■ DIRECTIONS
Exactly as written, print each record in the listing.

[Extracts from a graphics dataset]

━━━━━━━━━━━━━━━━

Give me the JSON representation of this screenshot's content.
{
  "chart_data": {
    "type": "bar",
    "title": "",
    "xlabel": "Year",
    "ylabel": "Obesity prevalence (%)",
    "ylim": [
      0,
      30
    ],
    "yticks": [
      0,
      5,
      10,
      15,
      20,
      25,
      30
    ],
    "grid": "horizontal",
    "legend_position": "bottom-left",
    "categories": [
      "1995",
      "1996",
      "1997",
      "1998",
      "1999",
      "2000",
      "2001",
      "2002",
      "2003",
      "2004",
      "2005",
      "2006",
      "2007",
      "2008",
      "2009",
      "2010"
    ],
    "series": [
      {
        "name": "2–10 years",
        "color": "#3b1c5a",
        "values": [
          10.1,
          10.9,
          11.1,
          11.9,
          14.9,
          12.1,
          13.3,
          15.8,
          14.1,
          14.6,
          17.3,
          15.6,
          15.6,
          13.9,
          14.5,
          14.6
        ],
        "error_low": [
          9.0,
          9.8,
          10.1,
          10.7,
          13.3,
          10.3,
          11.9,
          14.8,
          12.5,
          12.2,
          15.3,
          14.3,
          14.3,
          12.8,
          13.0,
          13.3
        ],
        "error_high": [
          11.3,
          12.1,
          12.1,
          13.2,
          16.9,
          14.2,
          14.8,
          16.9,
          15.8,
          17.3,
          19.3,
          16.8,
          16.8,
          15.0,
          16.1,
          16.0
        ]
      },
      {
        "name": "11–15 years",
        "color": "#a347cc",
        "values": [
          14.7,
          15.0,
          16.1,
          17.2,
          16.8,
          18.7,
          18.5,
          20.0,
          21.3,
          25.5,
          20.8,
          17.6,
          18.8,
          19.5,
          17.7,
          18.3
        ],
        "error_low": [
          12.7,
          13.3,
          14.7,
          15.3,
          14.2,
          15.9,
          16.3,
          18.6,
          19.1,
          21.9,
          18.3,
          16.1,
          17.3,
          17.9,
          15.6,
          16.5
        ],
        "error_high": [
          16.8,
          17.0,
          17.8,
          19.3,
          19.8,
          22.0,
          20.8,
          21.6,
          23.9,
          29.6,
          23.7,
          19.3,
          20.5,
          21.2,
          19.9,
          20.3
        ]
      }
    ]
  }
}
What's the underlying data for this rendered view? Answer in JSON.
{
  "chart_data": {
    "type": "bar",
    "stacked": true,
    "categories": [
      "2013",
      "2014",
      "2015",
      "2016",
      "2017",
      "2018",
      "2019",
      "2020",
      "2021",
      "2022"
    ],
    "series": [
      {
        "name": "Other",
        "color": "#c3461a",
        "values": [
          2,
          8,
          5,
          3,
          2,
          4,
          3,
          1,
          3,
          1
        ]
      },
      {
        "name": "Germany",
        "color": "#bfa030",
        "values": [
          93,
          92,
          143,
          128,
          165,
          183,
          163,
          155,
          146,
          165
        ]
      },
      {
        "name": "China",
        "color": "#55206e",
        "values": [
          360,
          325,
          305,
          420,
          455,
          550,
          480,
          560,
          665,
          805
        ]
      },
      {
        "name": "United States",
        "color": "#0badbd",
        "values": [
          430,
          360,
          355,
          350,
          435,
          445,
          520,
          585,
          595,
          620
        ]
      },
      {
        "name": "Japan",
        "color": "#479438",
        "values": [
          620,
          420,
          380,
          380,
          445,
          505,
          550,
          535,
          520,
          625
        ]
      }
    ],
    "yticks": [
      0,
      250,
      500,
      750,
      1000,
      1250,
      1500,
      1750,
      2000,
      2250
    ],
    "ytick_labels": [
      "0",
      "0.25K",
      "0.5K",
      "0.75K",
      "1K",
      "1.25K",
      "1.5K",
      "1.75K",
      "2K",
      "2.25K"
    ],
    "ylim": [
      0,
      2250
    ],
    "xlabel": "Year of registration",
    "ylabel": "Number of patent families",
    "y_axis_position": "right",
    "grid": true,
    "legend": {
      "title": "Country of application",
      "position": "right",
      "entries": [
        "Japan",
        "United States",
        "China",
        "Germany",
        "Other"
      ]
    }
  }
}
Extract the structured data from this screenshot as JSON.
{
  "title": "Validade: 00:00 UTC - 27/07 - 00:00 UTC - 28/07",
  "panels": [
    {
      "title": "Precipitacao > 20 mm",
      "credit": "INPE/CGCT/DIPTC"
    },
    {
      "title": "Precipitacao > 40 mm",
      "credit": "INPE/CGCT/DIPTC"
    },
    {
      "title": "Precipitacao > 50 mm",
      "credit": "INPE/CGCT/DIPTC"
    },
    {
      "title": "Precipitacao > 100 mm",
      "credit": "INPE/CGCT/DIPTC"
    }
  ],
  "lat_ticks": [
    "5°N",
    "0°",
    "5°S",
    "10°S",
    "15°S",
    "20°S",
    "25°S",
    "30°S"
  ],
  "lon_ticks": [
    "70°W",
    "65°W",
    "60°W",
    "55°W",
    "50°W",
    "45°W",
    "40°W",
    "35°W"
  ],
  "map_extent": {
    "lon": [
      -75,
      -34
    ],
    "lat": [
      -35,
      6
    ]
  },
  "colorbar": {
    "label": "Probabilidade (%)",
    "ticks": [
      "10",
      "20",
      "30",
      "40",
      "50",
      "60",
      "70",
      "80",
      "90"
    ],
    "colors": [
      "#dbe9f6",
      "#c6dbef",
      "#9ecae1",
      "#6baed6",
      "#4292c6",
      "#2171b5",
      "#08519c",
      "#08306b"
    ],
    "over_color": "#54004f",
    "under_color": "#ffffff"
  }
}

━━━━━━━━━━━━━━━━

■ OUTPUT OF THE EXERCISE
Give me the JSON representation of this screenshot's content.
{
  "chart_data": {
    "type": "bar",
    "title": "",
    "xlabel": "Year",
    "ylabel": "Obesity prevalence (%)",
    "ylim": [
      0,
      30
    ],
    "yticks": [
      0,
      5,
      10,
      15,
      20,
      25,
      30
    ],
    "grid": "horizontal",
    "legend_position": "bottom-left",
    "categories": [
      "1995",
      "1996",
      "1997",
      "1998",
      "1999",
      "2000",
      "2001",
      "2002",
      "2003",
      "2004",
      "2005",
      "2006",
      "2007",
      "2008",
      "2009",
      "2010"
    ],
    "series": [
      {
        "name": "2–10 years",
        "color": "#3b1c5a",
        "values": [
          10.1,
          10.9,
          11.1,
          11.9,
          14.9,
          12.1,
          13.3,
          15.8,
          14.1,
          14.6,
          17.3,
          15.6,
          15.6,
          13.9,
          14.5,
          14.6
        ],
        "error_low": [
          9.0,
          9.8,
          10.1,
          10.7,
          13.3,
          10.3,
          11.9,
          14.8,
          12.5,
          12.2,
          15.3,
          14.3,
          14.3,
          12.8,
          13.0,
          13.3
        ],
        "error_high": [
          11.3,
          12.1,
          12.1,
          13.2,
          16.9,
          14.2,
          14.8,
          16.9,
          15.8,
          17.3,
          19.3,
          16.8,
          16.8,
          15.0,
          16.1,
          16.0
        ]
      },
      {
        "name": "11–15 years",
        "color": "#a347cc",
        "values": [
          14.7,
          15.0,
          16.1,
          17.2,
          16.8,
          18.7,
          18.5,
          20.0,
          21.3,
          25.5,
          20.8,
          17.6,
          18.8,
          19.5,
          17.7,
          18.3
        ],
        "error_low": [
          12.7,
          13.3,
          14.7,
          15.3,
          14.2,
          15.9,
          16.3,
          18.6,
          19.1,
          21.9,
          18.3,
          16.1,
          17.3,
          17.9,
          15.6,
          16.5
        ],
        "error_high": [
          16.8,
          17.0,
          17.8,
          19.3,
          19.8,
          22.0,
          20.8,
          21.6,
          23.9,
          29.6,
          23.7,
          19.3,
          20.5,
          21.2,
          19.9,
          20.3
        ]
      }
    ]
  }
}
What's the underlying data for this rendered view? Answer in JSON.
{
  "chart_data": {
    "type": "bar",
    "stacked": true,
    "categories": [
      "2013",
      "2014",
      "2015",
      "2016",
      "2017",
      "2018",
      "2019",
      "2020",
      "2021",
      "2022"
    ],
    "series": [
      {
        "name": "Other",
        "color": "#c3461a",
        "values": [
          2,
          8,
          5,
          3,
          2,
          4,
          3,
          1,
          3,
          1
        ]
      },
      {
        "name": "Germany",
        "color": "#bfa030",
        "values": [
          93,
          92,
          143,
          128,
          165,
          183,
          163,
          155,
          146,
          165
        ]
      },
      {
        "name": "China",
        "color": "#55206e",
        "values": [
          360,
          325,
          305,
          420,
          455,
          550,
          480,
          560,
          665,
          805
        ]
      },
      {
        "name": "United States",
        "color": "#0badbd",
        "values": [
          430,
          360,
          355,
          350,
          435,
          445,
          520,
          585,
          595,
          620
        ]
      },
      {
        "name": "Japan",
        "color": "#479438",
        "values": [
          620,
          420,
          380,
          380,
          445,
          505,
          550,
          535,
          520,
          625
        ]
      }
    ],
    "yticks": [
      0,
      250,
      500,
      750,
      1000,
      1250,
      1500,
      1750,
      2000,
      2250
    ],
    "ytick_labels": [
      "0",
      "0.25K",
      "0.5K",
      "0.75K",
      "1K",
      "1.25K",
      "1.5K",
      "1.75K",
      "2K",
      "2.25K"
    ],
    "ylim": [
      0,
      2250
    ],
    "xlabel": "Year of registration",
    "ylabel": "Number of patent families",
    "y_axis_position": "right",
    "grid": true,
    "legend": {
      "title": "Country of application",
      "position": "right",
      "entries": [
        "Japan",
        "United States",
        "China",
        "Germany",
        "Other"
      ]
    }
  }
}
Extract the structured data from this screenshot as JSON.
{
  "title": "Validade: 00:00 UTC - 27/07 - 00:00 UTC - 28/07",
  "panels": [
    {
      "title": "Precipitacao > 20 mm",
      "credit": "INPE/CGCT/DIPTC"
    },
    {
      "title": "Precipitacao > 40 mm",
      "credit": "INPE/CGCT/DIPTC"
    },
    {
      "title": "Precipitacao > 50 mm",
      "credit": "INPE/CGCT/DIPTC"
    },
    {
      "title": "Precipitacao > 100 mm",
      "credit": "INPE/CGCT/DIPTC"
    }
  ],
  "lat_ticks": [
    "5°N",
    "0°",
    "5°S",
    "10°S",
    "15°S",
    "20°S",
    "25°S",
    "30°S"
  ],
  "lon_ticks": [
    "70°W",
    "65°W",
    "60°W",
    "55°W",
    "50°W",
    "45°W",
    "40°W",
    "35°W"
  ],
  "map_extent": {
    "lon": [
      -75,
      -34
    ],
    "lat": [
      -35,
      6
    ]
  },
  "colorbar": {
    "label": "Probabilidade (%)",
    "ticks": [
      "10",
      "20",
      "30",
      "40",
      "50",
      "60",
      "70",
      "80",
      "90"
    ],
    "colors": [
      "#dbe9f6",
      "#c6dbef",
      "#9ecae1",
      "#6baed6",
      "#4292c6",
      "#2171b5",
      "#08519c",
      "#08306b"
    ],
    "over_color": "#54004f",
    "under_color": "#ffffff"
  }
}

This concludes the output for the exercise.